TO BE DONE: Review the material line by line. Identify and copy every line that contains the string "Totale".

+++++

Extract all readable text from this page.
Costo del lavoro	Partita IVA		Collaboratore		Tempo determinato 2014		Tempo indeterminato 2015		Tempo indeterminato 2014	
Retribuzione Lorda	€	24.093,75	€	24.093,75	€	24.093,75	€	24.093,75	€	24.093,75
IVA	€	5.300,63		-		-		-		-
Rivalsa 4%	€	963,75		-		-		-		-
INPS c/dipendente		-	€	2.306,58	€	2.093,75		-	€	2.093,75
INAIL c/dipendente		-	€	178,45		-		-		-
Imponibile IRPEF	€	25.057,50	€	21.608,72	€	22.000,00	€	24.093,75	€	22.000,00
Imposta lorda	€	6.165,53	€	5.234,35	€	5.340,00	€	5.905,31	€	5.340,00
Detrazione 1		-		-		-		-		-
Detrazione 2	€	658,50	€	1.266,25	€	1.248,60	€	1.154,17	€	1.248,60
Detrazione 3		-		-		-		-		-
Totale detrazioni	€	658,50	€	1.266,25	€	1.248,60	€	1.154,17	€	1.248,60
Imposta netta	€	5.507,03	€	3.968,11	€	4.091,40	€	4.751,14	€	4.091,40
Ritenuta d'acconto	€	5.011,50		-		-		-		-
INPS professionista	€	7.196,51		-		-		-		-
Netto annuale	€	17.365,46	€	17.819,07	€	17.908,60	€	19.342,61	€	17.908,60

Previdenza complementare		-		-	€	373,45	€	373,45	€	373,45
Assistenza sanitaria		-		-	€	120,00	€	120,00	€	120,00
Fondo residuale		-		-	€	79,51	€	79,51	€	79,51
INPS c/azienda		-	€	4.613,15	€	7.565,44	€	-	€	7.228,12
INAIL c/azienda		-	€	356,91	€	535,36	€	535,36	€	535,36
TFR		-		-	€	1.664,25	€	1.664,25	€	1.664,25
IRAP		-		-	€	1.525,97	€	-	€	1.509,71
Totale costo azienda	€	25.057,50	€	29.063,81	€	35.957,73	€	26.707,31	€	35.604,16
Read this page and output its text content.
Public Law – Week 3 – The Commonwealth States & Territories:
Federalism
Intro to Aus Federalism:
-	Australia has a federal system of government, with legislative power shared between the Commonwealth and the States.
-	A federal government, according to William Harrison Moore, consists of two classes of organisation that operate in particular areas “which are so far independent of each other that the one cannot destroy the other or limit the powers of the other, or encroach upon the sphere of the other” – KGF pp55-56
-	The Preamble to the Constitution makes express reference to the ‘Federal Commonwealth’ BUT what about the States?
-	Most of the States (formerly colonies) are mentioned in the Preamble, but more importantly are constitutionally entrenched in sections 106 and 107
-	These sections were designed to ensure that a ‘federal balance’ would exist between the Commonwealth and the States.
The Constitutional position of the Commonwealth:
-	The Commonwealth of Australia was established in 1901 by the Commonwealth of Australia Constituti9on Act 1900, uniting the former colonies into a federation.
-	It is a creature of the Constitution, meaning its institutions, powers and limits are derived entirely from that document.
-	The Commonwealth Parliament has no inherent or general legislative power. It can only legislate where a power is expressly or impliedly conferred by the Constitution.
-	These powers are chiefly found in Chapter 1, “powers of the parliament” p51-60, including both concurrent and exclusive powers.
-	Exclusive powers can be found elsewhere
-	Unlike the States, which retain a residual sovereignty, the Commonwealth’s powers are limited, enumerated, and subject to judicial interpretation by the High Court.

+++++

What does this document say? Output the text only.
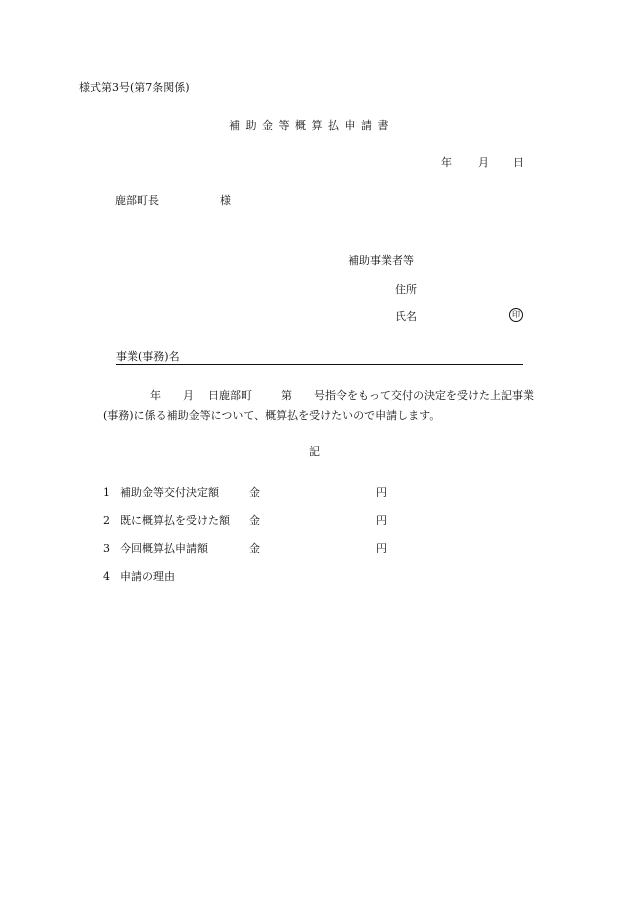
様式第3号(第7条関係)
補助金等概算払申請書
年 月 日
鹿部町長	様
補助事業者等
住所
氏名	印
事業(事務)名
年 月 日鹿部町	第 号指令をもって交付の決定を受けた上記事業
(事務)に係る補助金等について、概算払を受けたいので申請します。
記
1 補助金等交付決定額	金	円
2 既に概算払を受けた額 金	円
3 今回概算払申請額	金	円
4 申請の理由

+++++

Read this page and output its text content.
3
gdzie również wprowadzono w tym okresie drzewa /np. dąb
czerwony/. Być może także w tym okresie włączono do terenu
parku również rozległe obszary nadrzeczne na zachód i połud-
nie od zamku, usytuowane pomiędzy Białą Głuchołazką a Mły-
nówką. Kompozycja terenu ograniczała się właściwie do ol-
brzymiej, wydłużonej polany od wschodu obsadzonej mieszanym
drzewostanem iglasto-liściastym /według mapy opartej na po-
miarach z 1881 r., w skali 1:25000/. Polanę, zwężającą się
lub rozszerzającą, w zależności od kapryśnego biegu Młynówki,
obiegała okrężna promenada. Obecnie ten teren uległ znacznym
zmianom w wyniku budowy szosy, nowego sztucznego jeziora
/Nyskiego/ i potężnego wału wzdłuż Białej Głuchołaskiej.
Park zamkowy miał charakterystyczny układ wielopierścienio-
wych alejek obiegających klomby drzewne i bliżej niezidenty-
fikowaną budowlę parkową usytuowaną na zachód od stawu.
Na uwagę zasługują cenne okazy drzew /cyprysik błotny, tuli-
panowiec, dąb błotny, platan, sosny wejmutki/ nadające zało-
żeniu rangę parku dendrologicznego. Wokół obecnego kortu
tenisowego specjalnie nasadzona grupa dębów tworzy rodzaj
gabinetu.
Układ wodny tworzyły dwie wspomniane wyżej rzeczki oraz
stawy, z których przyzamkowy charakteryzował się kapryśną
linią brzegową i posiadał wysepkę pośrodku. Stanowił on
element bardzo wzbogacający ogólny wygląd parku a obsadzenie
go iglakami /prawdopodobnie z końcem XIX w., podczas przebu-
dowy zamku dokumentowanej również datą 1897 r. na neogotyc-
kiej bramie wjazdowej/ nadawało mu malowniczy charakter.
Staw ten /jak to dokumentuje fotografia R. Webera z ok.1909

+++++

RESPONSE:
Totale detrazioni	€	658,50	€	1.266,25	€	1.248,60	€	1.154,17	€	1.248,60
Totale costo azienda	€	25.057,50	€	29.063,81	€	35.957,73	€	26.707,31	€	35.604,16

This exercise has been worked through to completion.